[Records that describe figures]
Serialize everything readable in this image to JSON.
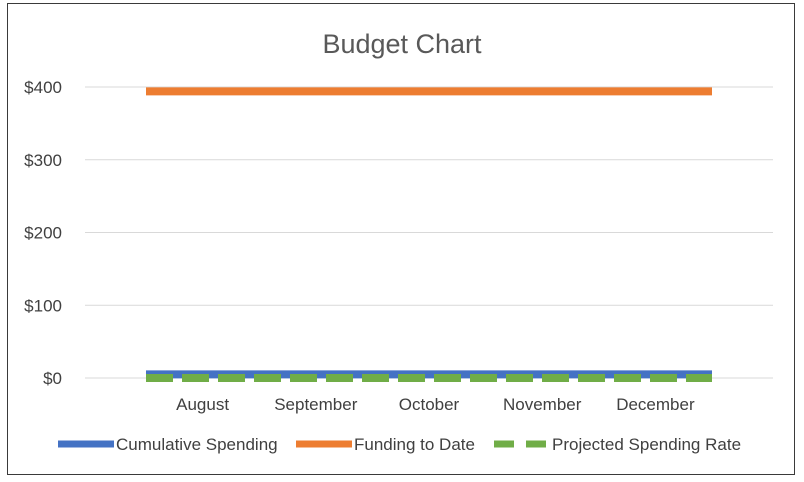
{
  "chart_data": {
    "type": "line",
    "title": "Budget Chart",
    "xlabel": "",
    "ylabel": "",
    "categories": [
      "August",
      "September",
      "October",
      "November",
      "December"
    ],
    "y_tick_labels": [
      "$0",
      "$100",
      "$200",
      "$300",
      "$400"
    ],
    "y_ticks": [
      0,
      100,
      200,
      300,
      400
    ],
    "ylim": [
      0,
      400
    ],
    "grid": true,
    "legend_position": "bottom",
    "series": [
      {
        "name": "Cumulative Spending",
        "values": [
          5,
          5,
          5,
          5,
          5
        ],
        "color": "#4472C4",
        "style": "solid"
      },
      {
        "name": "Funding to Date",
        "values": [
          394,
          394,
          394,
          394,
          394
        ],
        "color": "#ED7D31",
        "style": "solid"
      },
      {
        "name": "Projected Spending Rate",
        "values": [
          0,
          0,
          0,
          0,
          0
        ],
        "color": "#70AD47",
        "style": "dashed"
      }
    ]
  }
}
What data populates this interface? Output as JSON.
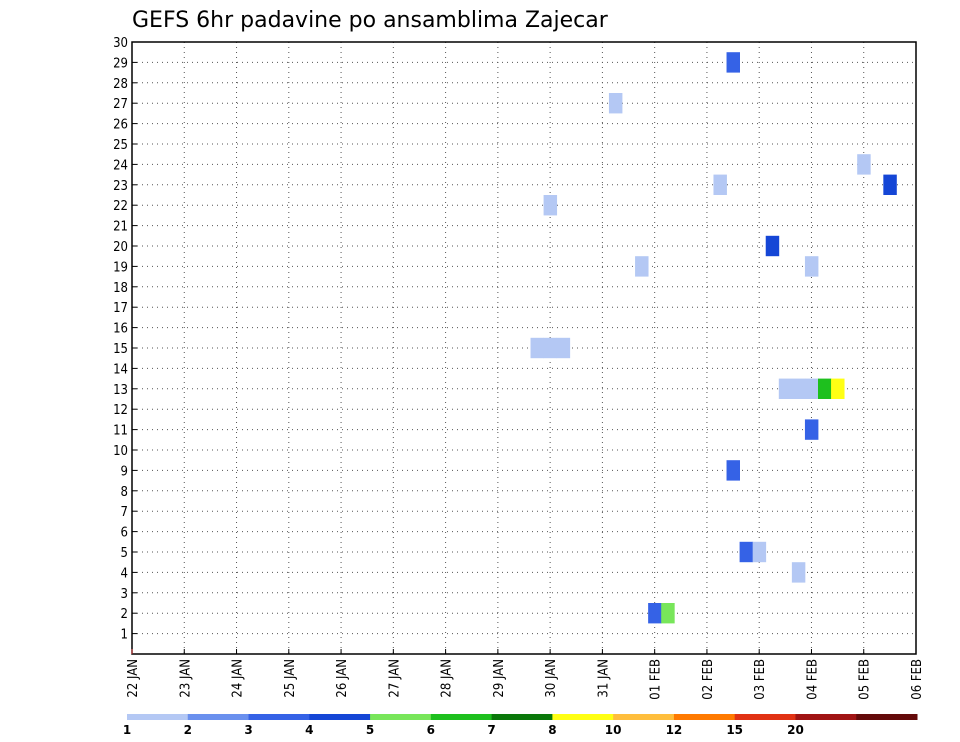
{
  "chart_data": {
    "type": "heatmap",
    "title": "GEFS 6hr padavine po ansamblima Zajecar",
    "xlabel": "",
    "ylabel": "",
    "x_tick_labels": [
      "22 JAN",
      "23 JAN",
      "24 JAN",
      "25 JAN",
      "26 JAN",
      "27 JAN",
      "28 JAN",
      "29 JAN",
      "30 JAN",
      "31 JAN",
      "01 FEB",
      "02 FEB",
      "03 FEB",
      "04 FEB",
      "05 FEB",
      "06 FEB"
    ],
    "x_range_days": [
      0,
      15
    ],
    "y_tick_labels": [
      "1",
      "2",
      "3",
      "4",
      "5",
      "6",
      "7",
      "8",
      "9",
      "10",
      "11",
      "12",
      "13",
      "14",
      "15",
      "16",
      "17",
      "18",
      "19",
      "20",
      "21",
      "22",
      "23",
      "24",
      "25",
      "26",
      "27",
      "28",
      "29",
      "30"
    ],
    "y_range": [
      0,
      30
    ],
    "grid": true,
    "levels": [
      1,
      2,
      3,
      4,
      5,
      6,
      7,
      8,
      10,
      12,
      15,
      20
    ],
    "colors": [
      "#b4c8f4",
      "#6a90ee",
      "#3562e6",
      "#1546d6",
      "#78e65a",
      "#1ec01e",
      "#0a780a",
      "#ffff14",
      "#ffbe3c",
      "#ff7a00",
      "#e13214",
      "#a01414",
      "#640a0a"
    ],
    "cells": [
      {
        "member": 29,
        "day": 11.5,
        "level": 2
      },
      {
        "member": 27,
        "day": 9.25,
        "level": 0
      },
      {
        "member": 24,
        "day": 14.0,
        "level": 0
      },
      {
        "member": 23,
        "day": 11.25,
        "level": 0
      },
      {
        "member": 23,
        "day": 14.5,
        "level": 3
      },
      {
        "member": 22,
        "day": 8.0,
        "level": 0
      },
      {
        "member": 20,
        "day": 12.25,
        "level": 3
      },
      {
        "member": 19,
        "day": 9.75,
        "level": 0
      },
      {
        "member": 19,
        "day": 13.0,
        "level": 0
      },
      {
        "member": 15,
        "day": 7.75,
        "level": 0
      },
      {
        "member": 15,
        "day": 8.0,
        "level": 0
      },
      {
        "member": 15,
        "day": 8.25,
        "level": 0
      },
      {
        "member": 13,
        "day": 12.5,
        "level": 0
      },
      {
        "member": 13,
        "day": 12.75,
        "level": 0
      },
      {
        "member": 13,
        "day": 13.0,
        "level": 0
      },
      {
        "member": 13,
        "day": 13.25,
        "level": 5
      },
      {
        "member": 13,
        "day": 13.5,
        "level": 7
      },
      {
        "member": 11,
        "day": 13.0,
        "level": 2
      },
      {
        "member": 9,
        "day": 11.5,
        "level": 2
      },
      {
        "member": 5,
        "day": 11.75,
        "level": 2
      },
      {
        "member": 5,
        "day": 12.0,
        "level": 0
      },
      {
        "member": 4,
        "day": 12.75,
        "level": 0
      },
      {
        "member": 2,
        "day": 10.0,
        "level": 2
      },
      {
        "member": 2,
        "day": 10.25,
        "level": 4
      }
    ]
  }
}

==

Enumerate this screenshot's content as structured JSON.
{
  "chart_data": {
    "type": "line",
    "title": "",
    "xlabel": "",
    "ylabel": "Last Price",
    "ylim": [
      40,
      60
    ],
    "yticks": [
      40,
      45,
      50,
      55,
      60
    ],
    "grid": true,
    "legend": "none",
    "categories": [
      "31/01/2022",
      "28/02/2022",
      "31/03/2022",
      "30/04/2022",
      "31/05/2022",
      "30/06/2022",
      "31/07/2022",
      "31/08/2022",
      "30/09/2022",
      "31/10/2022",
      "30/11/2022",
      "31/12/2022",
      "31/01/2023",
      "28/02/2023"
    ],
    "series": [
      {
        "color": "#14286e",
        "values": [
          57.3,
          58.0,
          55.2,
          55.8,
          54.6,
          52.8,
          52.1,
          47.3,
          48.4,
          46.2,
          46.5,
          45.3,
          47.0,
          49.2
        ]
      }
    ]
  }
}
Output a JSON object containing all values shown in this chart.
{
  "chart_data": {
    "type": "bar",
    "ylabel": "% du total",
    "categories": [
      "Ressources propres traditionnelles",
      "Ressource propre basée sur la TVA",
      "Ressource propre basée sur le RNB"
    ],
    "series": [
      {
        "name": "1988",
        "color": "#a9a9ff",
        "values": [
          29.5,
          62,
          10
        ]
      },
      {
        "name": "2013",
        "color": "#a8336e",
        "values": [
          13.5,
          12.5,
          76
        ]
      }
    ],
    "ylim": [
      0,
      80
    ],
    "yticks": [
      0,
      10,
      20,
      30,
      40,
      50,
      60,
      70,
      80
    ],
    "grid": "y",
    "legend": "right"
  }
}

---

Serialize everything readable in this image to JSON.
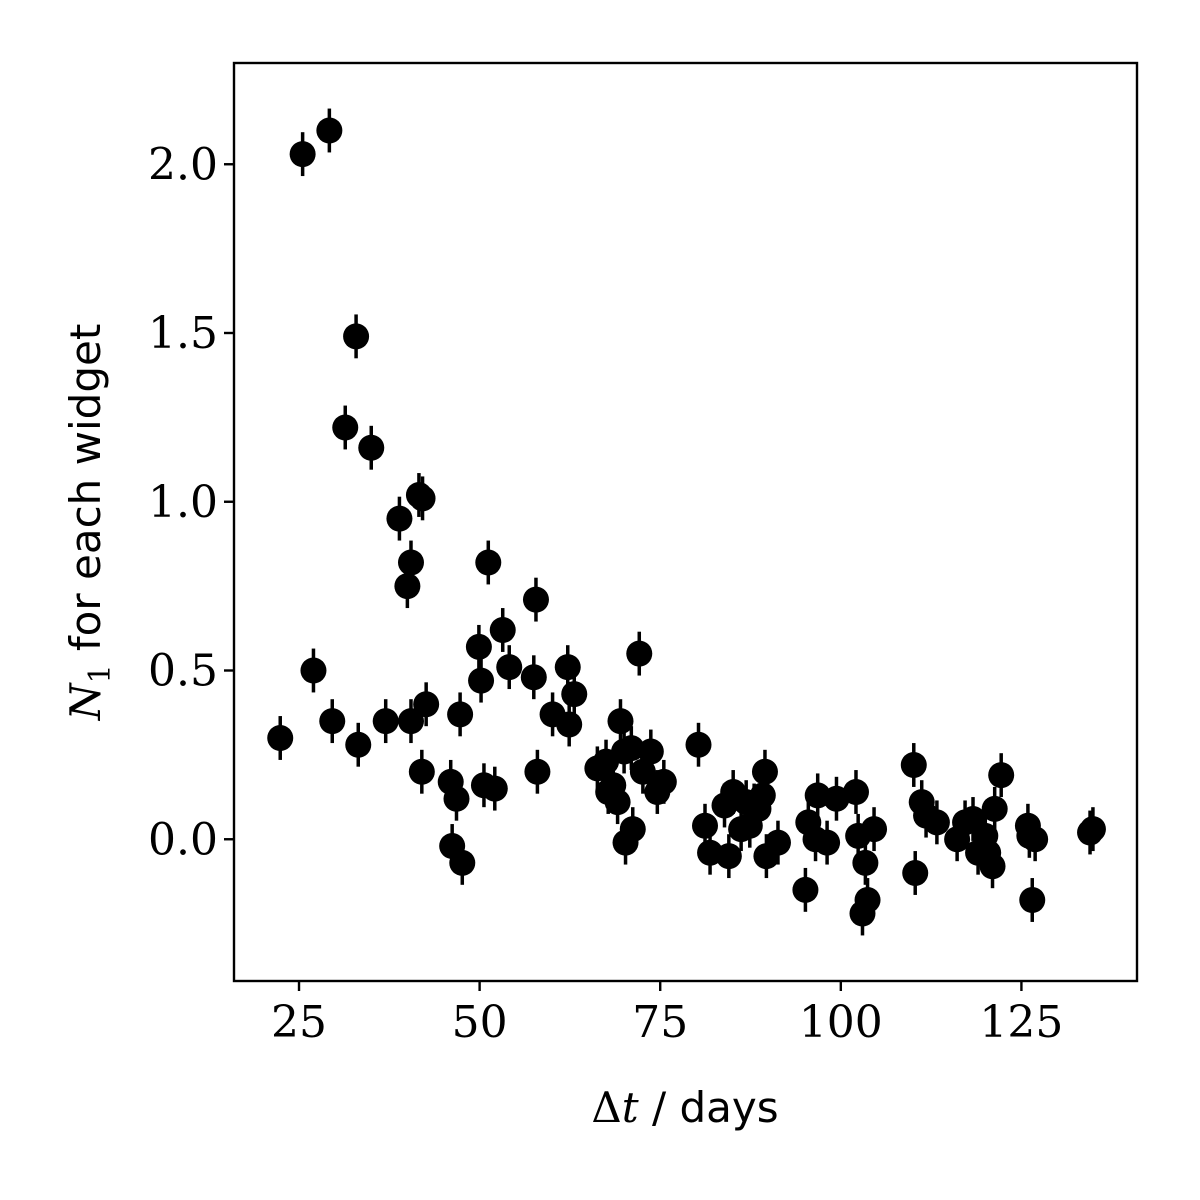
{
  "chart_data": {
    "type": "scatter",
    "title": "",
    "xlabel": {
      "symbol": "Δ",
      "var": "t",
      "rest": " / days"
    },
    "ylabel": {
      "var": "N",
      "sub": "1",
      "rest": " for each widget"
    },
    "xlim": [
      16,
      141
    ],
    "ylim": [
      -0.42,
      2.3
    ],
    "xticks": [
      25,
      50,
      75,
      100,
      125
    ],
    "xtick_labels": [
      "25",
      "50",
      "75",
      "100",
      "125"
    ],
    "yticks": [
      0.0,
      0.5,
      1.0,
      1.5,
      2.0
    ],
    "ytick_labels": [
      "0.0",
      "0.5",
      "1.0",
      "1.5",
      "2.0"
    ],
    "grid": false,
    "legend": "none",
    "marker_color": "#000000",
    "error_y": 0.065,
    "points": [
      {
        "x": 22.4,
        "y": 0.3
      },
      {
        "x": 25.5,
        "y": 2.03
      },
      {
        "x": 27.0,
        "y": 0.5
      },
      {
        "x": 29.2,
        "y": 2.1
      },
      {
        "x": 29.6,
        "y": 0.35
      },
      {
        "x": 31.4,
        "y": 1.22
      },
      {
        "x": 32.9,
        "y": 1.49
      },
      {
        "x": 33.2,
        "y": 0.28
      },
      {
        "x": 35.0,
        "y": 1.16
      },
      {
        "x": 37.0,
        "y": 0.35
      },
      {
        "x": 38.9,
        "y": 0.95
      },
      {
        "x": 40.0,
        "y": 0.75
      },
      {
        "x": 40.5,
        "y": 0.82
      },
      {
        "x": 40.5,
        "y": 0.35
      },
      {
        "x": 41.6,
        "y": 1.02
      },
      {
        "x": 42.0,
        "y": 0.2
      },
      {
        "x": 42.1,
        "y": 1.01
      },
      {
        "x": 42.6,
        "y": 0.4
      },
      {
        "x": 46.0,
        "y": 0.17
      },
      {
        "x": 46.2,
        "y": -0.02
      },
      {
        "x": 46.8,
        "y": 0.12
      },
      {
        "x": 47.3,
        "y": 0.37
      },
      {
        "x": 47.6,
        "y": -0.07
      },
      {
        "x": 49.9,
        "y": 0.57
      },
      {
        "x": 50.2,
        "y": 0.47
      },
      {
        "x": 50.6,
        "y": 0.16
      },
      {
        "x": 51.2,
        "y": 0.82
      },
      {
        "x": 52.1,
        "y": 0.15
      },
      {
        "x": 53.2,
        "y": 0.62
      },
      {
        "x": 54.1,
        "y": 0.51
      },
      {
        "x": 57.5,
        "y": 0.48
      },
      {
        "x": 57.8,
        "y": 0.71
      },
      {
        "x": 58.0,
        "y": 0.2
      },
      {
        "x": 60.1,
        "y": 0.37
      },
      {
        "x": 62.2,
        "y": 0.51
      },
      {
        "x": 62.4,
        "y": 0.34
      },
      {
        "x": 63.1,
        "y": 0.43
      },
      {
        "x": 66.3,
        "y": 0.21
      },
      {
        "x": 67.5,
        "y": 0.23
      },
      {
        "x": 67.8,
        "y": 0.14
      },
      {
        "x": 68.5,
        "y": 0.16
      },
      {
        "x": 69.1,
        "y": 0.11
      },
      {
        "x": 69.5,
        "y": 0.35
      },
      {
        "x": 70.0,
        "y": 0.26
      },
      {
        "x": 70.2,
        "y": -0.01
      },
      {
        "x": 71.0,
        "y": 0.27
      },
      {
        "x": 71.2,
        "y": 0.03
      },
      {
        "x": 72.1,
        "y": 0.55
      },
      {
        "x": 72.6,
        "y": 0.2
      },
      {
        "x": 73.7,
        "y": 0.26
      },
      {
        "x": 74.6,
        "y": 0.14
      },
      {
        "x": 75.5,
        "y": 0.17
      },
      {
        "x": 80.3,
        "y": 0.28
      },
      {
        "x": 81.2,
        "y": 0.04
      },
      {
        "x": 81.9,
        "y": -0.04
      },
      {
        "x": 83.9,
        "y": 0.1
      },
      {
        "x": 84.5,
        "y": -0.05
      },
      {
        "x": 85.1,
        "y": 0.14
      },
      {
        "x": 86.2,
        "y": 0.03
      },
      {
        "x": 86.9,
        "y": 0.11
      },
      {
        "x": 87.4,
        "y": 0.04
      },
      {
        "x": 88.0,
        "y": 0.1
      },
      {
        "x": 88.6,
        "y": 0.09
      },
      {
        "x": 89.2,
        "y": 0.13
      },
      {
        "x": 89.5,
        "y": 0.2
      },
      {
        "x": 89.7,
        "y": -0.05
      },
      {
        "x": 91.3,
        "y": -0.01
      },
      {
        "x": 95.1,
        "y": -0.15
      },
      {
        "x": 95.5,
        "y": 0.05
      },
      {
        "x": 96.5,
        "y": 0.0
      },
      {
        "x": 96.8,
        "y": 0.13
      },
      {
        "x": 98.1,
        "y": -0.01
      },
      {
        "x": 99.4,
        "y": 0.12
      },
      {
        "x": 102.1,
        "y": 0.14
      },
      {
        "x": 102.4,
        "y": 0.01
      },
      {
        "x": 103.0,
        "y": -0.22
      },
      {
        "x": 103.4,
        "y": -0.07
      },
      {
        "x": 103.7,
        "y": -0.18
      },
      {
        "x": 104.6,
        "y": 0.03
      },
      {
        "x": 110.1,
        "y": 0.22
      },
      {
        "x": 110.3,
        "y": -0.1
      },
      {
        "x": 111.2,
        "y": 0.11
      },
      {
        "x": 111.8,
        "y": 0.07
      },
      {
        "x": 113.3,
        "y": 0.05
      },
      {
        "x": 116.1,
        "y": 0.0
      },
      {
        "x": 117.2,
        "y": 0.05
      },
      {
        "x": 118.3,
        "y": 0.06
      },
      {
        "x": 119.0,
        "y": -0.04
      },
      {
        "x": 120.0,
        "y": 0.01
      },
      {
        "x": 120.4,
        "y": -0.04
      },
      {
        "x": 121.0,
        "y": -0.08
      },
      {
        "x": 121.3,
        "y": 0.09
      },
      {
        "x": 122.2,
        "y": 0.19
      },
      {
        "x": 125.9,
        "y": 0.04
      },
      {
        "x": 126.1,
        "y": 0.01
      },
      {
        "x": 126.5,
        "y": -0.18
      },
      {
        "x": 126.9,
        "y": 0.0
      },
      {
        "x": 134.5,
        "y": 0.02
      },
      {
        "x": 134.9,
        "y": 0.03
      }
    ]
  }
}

WHAT NEEDS TO BE DONE - Copy every line of the material in which the word "Spending" occurs.

RESULT FOR THIS EXERCISE -
        "name": "Cumulative Spending",
        "name": "Projected Spending Rate",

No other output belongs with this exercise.